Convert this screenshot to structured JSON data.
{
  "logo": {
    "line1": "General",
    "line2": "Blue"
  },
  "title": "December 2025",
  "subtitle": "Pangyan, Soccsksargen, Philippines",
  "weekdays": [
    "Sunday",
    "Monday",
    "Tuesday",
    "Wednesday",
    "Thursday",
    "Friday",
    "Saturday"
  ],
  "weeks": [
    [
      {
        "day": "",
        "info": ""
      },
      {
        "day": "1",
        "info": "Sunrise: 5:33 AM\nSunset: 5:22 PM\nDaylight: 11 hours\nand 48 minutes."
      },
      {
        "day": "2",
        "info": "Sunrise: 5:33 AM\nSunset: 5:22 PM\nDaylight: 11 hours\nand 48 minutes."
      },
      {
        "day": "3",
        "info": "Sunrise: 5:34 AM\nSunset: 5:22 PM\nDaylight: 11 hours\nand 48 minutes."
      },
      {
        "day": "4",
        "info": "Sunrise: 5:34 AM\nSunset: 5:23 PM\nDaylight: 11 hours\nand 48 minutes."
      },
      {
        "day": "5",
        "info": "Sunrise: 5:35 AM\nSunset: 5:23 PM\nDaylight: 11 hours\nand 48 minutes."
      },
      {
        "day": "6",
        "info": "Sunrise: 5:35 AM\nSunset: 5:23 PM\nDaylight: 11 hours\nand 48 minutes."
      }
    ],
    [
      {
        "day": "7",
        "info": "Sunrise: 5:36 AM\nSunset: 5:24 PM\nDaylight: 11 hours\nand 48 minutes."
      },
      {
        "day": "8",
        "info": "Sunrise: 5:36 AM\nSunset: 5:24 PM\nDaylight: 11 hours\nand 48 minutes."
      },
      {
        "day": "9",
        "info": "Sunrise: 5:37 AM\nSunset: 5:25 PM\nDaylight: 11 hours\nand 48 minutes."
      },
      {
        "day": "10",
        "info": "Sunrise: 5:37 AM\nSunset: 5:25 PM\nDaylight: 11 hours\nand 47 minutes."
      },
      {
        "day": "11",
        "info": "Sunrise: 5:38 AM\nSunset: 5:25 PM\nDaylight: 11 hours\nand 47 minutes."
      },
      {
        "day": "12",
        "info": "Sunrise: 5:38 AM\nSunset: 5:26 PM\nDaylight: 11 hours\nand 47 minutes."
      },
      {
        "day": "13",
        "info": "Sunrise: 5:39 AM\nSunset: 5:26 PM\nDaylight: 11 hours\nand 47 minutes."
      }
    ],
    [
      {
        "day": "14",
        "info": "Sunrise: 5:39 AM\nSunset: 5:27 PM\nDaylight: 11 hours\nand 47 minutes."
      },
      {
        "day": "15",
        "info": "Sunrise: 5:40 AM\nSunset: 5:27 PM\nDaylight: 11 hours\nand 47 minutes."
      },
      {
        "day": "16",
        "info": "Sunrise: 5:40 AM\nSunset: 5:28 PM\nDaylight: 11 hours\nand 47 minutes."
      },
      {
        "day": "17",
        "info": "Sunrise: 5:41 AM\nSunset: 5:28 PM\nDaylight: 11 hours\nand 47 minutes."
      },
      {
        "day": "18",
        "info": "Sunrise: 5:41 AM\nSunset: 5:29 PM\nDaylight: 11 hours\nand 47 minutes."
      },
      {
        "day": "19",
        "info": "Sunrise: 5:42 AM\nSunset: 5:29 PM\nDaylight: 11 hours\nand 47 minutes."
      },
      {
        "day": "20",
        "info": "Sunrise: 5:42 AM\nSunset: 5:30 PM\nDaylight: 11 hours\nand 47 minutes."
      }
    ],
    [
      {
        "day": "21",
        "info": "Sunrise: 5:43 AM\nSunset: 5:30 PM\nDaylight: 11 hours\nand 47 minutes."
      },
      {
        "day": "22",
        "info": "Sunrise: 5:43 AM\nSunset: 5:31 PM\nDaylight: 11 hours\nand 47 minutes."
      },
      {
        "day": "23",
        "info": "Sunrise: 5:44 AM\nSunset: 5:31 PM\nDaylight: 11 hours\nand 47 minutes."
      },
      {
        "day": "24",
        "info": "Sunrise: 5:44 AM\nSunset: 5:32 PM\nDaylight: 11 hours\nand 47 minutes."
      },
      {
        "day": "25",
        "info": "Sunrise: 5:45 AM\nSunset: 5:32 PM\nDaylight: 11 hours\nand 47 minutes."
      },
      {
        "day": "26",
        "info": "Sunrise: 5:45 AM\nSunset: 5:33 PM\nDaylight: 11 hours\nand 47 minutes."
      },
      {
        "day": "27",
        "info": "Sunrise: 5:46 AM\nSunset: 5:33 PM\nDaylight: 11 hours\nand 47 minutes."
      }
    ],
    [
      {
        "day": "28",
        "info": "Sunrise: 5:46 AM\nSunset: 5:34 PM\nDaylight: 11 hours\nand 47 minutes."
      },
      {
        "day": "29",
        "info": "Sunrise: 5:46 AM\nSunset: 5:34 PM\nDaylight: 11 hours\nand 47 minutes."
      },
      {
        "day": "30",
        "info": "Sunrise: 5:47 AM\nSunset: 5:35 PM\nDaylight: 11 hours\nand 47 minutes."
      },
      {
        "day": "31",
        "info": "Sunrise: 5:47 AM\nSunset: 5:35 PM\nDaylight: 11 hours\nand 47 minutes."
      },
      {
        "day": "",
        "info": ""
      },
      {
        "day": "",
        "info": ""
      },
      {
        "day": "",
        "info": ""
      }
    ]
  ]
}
------------------------------------------------------------------------
REQUIREMENTS:
Reproduce each line verbatim.

RESPONSE TO THE TASK:
Convert this screenshot to structured JSON data.
{
  "logo": {
    "line1": "General",
    "line2": "Blue"
  },
  "title": "December 2025",
  "subtitle": "Pangyan, Soccsksargen, Philippines",
  "weekdays": [
    "Sunday",
    "Monday",
    "Tuesday",
    "Wednesday",
    "Thursday",
    "Friday",
    "Saturday"
  ],
  "weeks": [
    [
      {
        "day": "",
        "info": ""
      },
      {
        "day": "1",
        "info": "Sunrise: 5:33 AM\nSunset: 5:22 PM\nDaylight: 11 hours\nand 48 minutes."
      },
      {
        "day": "2",
        "info": "Sunrise: 5:33 AM\nSunset: 5:22 PM\nDaylight: 11 hours\nand 48 minutes."
      },
      {
        "day": "3",
        "info": "Sunrise: 5:34 AM\nSunset: 5:22 PM\nDaylight: 11 hours\nand 48 minutes."
      },
      {
        "day": "4",
        "info": "Sunrise: 5:34 AM\nSunset: 5:23 PM\nDaylight: 11 hours\nand 48 minutes."
      },
      {
        "day": "5",
        "info": "Sunrise: 5:35 AM\nSunset: 5:23 PM\nDaylight: 11 hours\nand 48 minutes."
      },
      {
        "day": "6",
        "info": "Sunrise: 5:35 AM\nSunset: 5:23 PM\nDaylight: 11 hours\nand 48 minutes."
      }
    ],
    [
      {
        "day": "7",
        "info": "Sunrise: 5:36 AM\nSunset: 5:24 PM\nDaylight: 11 hours\nand 48 minutes."
      },
      {
        "day": "8",
        "info": "Sunrise: 5:36 AM\nSunset: 5:24 PM\nDaylight: 11 hours\nand 48 minutes."
      },
      {
        "day": "9",
        "info": "Sunrise: 5:37 AM\nSunset: 5:25 PM\nDaylight: 11 hours\nand 48 minutes."
      },
      {
        "day": "10",
        "info": "Sunrise: 5:37 AM\nSunset: 5:25 PM\nDaylight: 11 hours\nand 47 minutes."
      },
      {
        "day": "11",
        "info": "Sunrise: 5:38 AM\nSunset: 5:25 PM\nDaylight: 11 hours\nand 47 minutes."
      },
      {
        "day": "12",
        "info": "Sunrise: 5:38 AM\nSunset: 5:26 PM\nDaylight: 11 hours\nand 47 minutes."
      },
      {
        "day": "13",
        "info": "Sunrise: 5:39 AM\nSunset: 5:26 PM\nDaylight: 11 hours\nand 47 minutes."
      }
    ],
    [
      {
        "day": "14",
        "info": "Sunrise: 5:39 AM\nSunset: 5:27 PM\nDaylight: 11 hours\nand 47 minutes."
      },
      {
        "day": "15",
        "info": "Sunrise: 5:40 AM\nSunset: 5:27 PM\nDaylight: 11 hours\nand 47 minutes."
      },
      {
        "day": "16",
        "info": "Sunrise: 5:40 AM\nSunset: 5:28 PM\nDaylight: 11 hours\nand 47 minutes."
      },
      {
        "day": "17",
        "info": "Sunrise: 5:41 AM\nSunset: 5:28 PM\nDaylight: 11 hours\nand 47 minutes."
      },
      {
        "day": "18",
        "info": "Sunrise: 5:41 AM\nSunset: 5:29 PM\nDaylight: 11 hours\nand 47 minutes."
      },
      {
        "day": "19",
        "info": "Sunrise: 5:42 AM\nSunset: 5:29 PM\nDaylight: 11 hours\nand 47 minutes."
      },
      {
        "day": "20",
        "info": "Sunrise: 5:42 AM\nSunset: 5:30 PM\nDaylight: 11 hours\nand 47 minutes."
      }
    ],
    [
      {
        "day": "21",
        "info": "Sunrise: 5:43 AM\nSunset: 5:30 PM\nDaylight: 11 hours\nand 47 minutes."
      },
      {
        "day": "22",
        "info": "Sunrise: 5:43 AM\nSunset: 5:31 PM\nDaylight: 11 hours\nand 47 minutes."
      },
      {
        "day": "23",
        "info": "Sunrise: 5:44 AM\nSunset: 5:31 PM\nDaylight: 11 hours\nand 47 minutes."
      },
      {
        "day": "24",
        "info": "Sunrise: 5:44 AM\nSunset: 5:32 PM\nDaylight: 11 hours\nand 47 minutes."
      },
      {
        "day": "25",
        "info": "Sunrise: 5:45 AM\nSunset: 5:32 PM\nDaylight: 11 hours\nand 47 minutes."
      },
      {
        "day": "26",
        "info": "Sunrise: 5:45 AM\nSunset: 5:33 PM\nDaylight: 11 hours\nand 47 minutes."
      },
      {
        "day": "27",
        "info": "Sunrise: 5:46 AM\nSunset: 5:33 PM\nDaylight: 11 hours\nand 47 minutes."
      }
    ],
    [
      {
        "day": "28",
        "info": "Sunrise: 5:46 AM\nSunset: 5:34 PM\nDaylight: 11 hours\nand 47 minutes."
      },
      {
        "day": "29",
        "info": "Sunrise: 5:46 AM\nSunset: 5:34 PM\nDaylight: 11 hours\nand 47 minutes."
      },
      {
        "day": "30",
        "info": "Sunrise: 5:47 AM\nSunset: 5:35 PM\nDaylight: 11 hours\nand 47 minutes."
      },
      {
        "day": "31",
        "info": "Sunrise: 5:47 AM\nSunset: 5:35 PM\nDaylight: 11 hours\nand 47 minutes."
      },
      {
        "day": "",
        "info": ""
      },
      {
        "day": "",
        "info": ""
      },
      {
        "day": "",
        "info": ""
      }
    ]
  ]
}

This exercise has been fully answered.